▸ AIM OF THE TASK: Each line of the listing that contains the word "text" is to be copied.

------ RECORDS SUPPLIED ------

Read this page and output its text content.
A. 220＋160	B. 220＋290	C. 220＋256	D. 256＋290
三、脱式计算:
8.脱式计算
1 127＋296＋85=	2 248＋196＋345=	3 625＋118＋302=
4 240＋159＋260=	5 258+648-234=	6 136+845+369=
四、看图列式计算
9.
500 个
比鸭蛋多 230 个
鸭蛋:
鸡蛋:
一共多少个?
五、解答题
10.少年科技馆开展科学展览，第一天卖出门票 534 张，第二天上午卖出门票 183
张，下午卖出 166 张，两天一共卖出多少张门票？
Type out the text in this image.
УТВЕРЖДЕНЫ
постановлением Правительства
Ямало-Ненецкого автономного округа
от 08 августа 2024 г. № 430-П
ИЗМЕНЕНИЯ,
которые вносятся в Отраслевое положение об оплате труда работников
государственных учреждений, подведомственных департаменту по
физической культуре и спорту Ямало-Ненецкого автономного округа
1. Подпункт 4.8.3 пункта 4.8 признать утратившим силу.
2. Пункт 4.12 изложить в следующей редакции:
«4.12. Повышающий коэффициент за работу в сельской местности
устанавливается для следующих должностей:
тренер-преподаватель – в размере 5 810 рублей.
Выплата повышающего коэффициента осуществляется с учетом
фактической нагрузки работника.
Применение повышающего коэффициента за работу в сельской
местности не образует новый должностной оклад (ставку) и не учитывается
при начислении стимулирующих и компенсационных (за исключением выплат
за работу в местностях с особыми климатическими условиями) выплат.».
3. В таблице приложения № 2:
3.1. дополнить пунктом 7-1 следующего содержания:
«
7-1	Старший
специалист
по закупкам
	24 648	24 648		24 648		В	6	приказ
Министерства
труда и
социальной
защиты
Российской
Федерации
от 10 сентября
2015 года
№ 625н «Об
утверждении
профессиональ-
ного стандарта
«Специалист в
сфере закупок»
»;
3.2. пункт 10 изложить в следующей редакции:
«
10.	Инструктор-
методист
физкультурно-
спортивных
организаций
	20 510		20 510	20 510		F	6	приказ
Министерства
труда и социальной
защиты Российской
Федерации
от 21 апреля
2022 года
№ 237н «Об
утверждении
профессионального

------

▸ WRITTEN RESPONSE:
Read this page and output its text content.
Type out the text in this image.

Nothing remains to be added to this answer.